── Given records
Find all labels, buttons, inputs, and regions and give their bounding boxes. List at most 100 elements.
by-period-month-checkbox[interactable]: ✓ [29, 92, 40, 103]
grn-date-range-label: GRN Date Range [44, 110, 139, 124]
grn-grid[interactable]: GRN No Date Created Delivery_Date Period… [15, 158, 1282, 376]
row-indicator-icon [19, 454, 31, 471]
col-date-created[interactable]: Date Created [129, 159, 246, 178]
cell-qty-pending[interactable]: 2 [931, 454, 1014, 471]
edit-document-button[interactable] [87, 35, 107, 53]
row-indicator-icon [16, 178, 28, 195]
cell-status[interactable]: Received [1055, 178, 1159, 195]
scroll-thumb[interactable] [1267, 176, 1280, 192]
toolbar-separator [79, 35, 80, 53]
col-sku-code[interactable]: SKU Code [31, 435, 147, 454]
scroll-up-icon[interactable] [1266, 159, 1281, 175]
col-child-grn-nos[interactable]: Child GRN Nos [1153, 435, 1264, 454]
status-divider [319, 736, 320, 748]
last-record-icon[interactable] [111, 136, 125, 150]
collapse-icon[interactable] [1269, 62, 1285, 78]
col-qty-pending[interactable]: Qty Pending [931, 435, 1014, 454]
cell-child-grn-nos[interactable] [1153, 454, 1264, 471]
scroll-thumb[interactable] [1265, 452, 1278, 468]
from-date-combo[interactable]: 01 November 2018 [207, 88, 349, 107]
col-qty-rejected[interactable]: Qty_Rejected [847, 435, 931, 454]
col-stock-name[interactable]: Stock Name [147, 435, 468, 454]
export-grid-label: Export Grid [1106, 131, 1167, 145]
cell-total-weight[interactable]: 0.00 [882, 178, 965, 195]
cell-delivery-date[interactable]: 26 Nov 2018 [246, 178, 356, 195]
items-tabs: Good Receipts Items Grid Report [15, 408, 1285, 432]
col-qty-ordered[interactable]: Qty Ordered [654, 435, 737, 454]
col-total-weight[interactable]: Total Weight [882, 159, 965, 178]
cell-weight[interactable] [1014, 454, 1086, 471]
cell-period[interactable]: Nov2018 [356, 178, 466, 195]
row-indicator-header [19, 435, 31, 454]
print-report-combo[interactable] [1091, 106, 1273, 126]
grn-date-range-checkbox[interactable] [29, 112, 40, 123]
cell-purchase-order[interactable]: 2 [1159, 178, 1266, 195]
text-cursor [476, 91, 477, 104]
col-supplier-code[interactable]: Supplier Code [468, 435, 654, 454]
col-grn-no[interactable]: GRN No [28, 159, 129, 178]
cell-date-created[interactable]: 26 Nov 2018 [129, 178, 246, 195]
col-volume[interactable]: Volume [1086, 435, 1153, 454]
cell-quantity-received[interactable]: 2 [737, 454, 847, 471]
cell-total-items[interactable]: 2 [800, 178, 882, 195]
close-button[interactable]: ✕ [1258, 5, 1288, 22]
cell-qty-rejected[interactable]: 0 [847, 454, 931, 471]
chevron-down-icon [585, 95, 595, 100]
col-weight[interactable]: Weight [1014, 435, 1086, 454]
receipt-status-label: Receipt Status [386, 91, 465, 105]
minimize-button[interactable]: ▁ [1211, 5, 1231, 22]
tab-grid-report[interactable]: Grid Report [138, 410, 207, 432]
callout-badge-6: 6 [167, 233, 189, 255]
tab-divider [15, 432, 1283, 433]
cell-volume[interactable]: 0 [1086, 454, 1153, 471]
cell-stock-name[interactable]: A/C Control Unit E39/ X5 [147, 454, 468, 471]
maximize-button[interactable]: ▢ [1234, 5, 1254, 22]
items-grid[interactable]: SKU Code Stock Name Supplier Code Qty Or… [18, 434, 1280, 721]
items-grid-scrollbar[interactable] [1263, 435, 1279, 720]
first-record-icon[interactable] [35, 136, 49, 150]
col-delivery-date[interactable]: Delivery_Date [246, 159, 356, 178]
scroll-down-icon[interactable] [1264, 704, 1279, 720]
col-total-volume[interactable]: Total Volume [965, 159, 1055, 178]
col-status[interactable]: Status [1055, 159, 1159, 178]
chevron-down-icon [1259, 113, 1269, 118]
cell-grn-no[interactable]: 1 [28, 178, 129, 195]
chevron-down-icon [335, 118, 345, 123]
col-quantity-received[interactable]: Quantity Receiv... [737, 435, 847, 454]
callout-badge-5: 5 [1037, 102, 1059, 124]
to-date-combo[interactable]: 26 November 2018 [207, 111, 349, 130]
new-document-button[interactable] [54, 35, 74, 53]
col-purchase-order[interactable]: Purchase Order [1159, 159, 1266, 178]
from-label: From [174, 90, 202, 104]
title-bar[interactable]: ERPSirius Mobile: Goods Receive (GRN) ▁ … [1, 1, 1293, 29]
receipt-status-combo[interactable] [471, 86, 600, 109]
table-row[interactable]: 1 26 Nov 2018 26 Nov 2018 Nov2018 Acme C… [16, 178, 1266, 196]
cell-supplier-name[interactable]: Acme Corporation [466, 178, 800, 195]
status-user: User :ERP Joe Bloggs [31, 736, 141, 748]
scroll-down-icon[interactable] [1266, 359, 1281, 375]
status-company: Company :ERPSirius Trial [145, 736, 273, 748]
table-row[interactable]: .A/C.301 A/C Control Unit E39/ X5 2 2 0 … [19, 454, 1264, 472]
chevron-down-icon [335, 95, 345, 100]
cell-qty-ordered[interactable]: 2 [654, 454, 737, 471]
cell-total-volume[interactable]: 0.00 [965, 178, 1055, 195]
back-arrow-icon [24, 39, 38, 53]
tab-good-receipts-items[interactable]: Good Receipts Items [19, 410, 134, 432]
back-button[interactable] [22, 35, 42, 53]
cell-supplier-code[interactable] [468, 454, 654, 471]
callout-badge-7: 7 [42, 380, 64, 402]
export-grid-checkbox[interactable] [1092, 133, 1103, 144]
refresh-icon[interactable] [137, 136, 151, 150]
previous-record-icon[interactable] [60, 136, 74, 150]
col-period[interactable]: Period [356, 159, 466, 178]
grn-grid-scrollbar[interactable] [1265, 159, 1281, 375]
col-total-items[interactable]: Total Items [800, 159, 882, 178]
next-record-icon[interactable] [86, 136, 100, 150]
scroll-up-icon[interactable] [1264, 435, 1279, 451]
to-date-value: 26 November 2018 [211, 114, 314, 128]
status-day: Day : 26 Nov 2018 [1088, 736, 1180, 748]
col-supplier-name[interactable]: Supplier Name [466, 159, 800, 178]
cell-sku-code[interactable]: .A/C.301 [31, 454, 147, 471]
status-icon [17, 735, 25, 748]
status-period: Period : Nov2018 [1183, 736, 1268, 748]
────
● **Requirements**: Return each line of the data above that contains the word "from".

● **Solution below**:
from-date-combo[interactable]: 01 November 2018 [207, 88, 349, 107]
from-label: From [174, 90, 202, 104]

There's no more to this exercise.